#### What the task asks:
What you return must match the data below exactly, minus any pictures.

#### Extracted material:
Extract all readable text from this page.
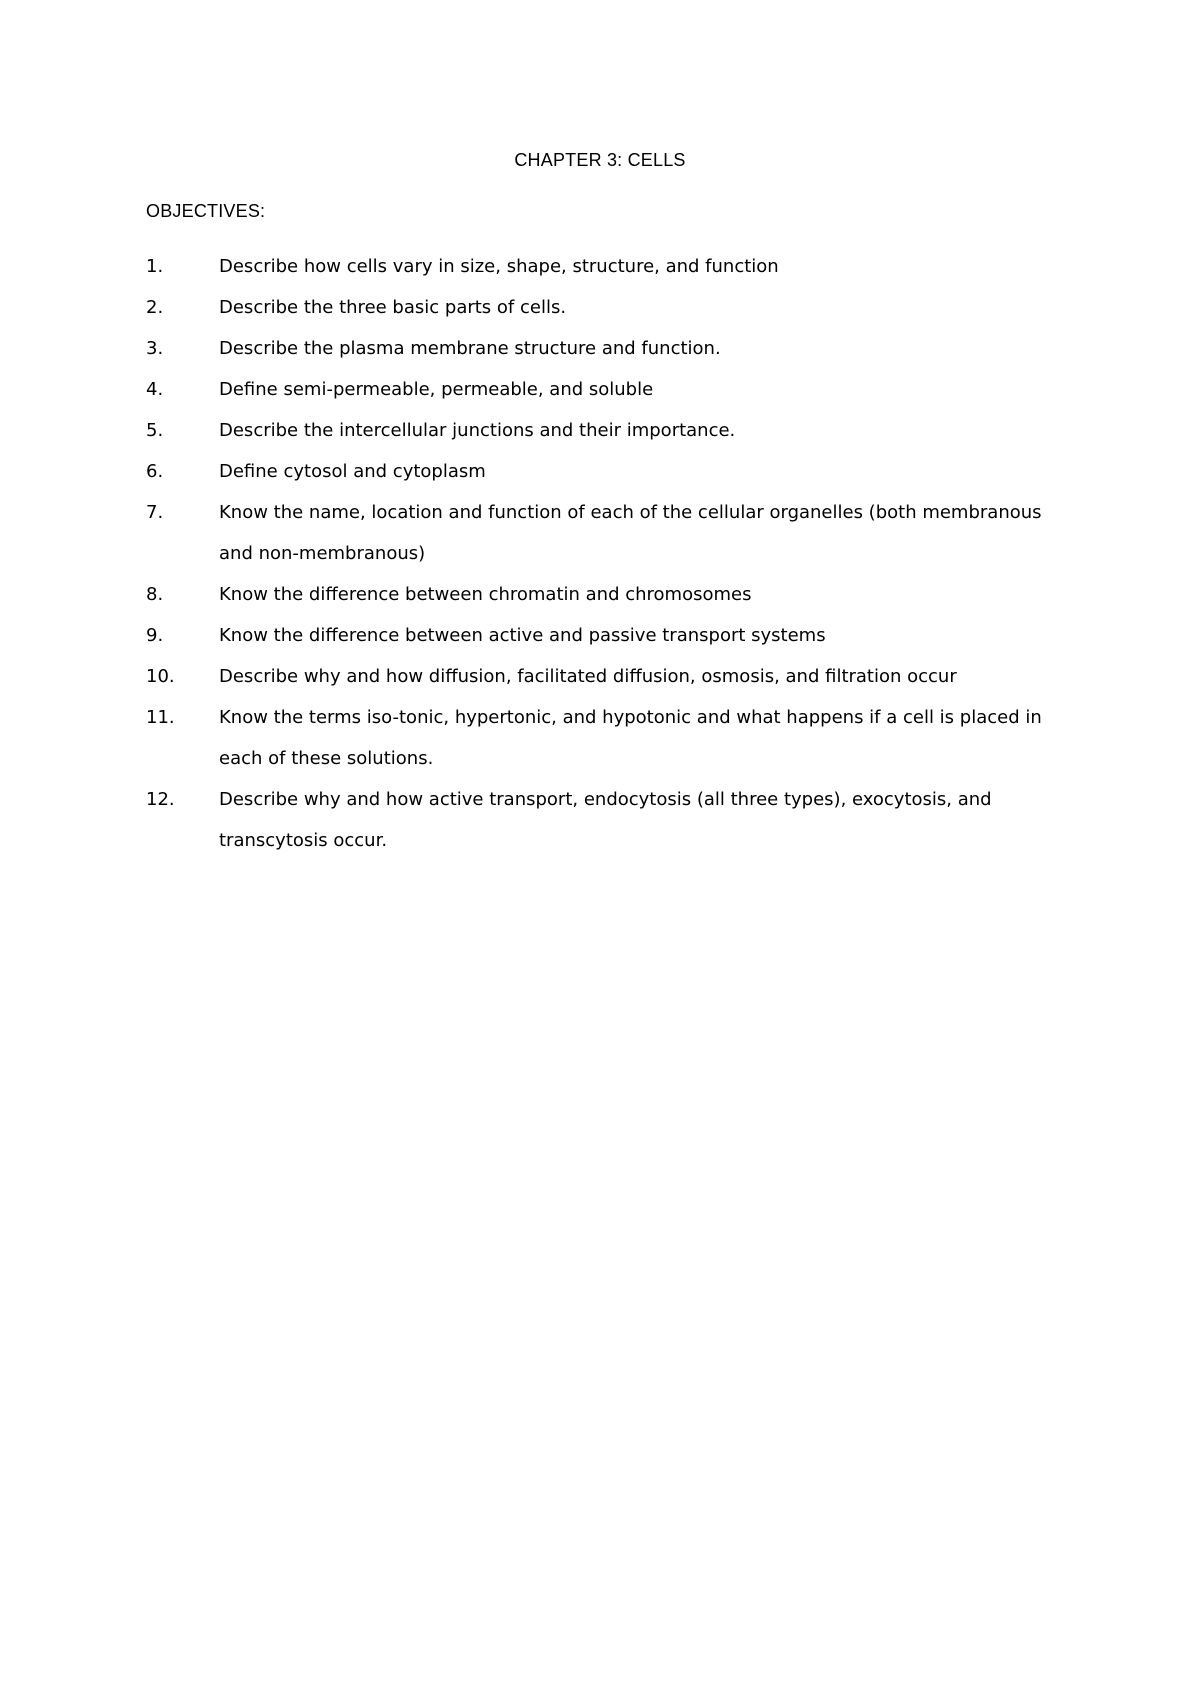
CHAPTER 3: CELLS
OBJECTIVES:
1.	Describe how cells vary in size, shape, structure, and function
2.	Describe the three basic parts of cells.
3.	Describe the plasma membrane structure and function.
4.	Define semi-permeable, permeable, and soluble
5.	Describe the intercellular junctions and their importance.
6.	Define cytosol and cytoplasm
7.	Know the name, location and function of each of the cellular organelles (both membranous and non-membranous)
8.	Know the difference between chromatin and chromosomes
9.	Know the difference between active and passive transport systems
10.	Describe why and how diffusion, facilitated diffusion, osmosis, and filtration occur
11.	Know the terms iso-tonic, hypertonic, and hypotonic and what happens if a cell is placed in each of these solutions.
12.	Describe why and how active transport, endocytosis (all three types), exocytosis, and transcytosis occur.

#### Response area:
Extract all readable text from this page.
CHAPTER 3: CELLS
OBJECTIVES:
1.	Describe how cells vary in size, shape, structure, and function
2.	Describe the three basic parts of cells.
3.	Describe the plasma membrane structure and function.
4.	Define semi-permeable, permeable, and soluble
5.	Describe the intercellular junctions and their importance.
6.	Define cytosol and cytoplasm
7.	Know the name, location and function of each of the cellular organelles (both membranous and non-membranous)
8.	Know the difference between chromatin and chromosomes
9.	Know the difference between active and passive transport systems
10.	Describe why and how diffusion, facilitated diffusion, osmosis, and filtration occur
11.	Know the terms iso-tonic, hypertonic, and hypotonic and what happens if a cell is placed in each of these solutions.
12.	Describe why and how active transport, endocytosis (all three types), exocytosis, and transcytosis occur.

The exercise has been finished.